Working through the lines below, return each one that holds "specific".

[Document transcript data]
▼

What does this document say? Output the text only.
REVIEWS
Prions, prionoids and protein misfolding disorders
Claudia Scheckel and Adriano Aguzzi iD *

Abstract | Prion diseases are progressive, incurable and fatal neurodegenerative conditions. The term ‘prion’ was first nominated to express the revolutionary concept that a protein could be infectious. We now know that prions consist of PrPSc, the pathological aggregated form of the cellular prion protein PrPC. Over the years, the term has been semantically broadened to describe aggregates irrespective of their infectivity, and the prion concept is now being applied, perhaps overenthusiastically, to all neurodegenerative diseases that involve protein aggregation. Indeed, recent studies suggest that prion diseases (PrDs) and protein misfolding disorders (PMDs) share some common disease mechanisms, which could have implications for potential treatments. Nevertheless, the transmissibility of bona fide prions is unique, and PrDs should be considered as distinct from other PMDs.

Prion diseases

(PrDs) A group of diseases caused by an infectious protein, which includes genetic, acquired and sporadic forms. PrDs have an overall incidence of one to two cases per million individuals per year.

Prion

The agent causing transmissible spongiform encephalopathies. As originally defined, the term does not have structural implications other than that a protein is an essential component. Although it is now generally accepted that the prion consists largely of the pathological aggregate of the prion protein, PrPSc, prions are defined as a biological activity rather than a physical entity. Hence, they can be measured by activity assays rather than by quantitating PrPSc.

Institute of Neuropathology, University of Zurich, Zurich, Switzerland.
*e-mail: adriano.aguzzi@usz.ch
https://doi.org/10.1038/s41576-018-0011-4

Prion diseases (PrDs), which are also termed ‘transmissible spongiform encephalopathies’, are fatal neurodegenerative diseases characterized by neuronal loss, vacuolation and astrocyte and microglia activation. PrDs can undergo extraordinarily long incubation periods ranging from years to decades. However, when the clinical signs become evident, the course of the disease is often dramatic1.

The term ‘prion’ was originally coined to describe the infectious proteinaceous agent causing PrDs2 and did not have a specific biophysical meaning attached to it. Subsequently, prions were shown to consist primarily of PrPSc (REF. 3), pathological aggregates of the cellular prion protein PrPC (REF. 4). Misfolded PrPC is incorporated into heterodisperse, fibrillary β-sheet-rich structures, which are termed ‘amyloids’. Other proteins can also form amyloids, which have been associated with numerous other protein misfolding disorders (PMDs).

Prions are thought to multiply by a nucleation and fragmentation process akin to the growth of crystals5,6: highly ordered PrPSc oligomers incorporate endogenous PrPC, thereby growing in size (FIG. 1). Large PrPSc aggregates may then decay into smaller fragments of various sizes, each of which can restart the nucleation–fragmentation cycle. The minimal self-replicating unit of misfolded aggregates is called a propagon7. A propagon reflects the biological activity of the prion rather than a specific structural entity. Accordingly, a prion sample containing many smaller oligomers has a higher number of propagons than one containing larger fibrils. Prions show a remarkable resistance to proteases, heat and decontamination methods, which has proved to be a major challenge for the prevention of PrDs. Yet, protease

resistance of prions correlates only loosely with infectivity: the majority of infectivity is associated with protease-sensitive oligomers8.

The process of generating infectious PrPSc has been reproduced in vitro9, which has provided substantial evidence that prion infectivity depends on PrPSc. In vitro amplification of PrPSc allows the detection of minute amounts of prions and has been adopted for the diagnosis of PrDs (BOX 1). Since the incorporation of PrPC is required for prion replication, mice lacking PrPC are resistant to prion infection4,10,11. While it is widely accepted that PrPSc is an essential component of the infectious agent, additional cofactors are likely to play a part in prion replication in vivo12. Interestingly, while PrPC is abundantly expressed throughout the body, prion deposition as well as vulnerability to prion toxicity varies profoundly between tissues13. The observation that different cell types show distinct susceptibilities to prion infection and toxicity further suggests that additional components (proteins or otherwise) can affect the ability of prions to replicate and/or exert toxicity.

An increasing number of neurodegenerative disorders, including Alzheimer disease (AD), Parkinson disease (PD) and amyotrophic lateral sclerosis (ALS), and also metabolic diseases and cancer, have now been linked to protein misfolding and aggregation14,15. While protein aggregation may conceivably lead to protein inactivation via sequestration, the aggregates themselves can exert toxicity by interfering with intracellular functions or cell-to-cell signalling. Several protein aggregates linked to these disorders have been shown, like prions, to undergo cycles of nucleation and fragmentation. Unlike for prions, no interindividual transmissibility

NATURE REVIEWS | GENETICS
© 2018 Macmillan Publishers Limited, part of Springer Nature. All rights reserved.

▲

§ OUTPUT BELOW
The term ‘prion’ was originally coined to describe the infectious proteinaceous agent causing PrDs2 and did not have a specific biophysical meaning attached to it. Subsequently, prions were shown to consist primarily of PrPSc (REF. 3), pathological aggregates of the cellular prion protein PrPC (REF. 4). Misfolded PrPC is incorporated into heterodisperse, fibrillary β-sheet-rich structures, which are termed ‘amyloids’. Other proteins can also form amyloids, which have been associated with numerous other protein misfolding disorders (PMDs).
Prions are thought to multiply by a nucleation and fragmentation process akin to the growth of crystals5,6: highly ordered PrPSc oligomers incorporate endogenous PrPC, thereby growing in size (FIG. 1). Large PrPSc aggregates may then decay into smaller fragments of various sizes, each of which can restart the nucleation–fragmentation cycle. The minimal self-replicating unit of misfolded aggregates is called a propagon7. A propagon reflects the biological activity of the prion rather than a specific structural entity. Accordingly, a prion sample containing many smaller oligomers has a higher number of propagons than one containing larger fibrils. Prions show a remarkable resistance to proteases, heat and decontamination methods, which has proved to be a major challenge for the prevention of PrDs. Yet, protease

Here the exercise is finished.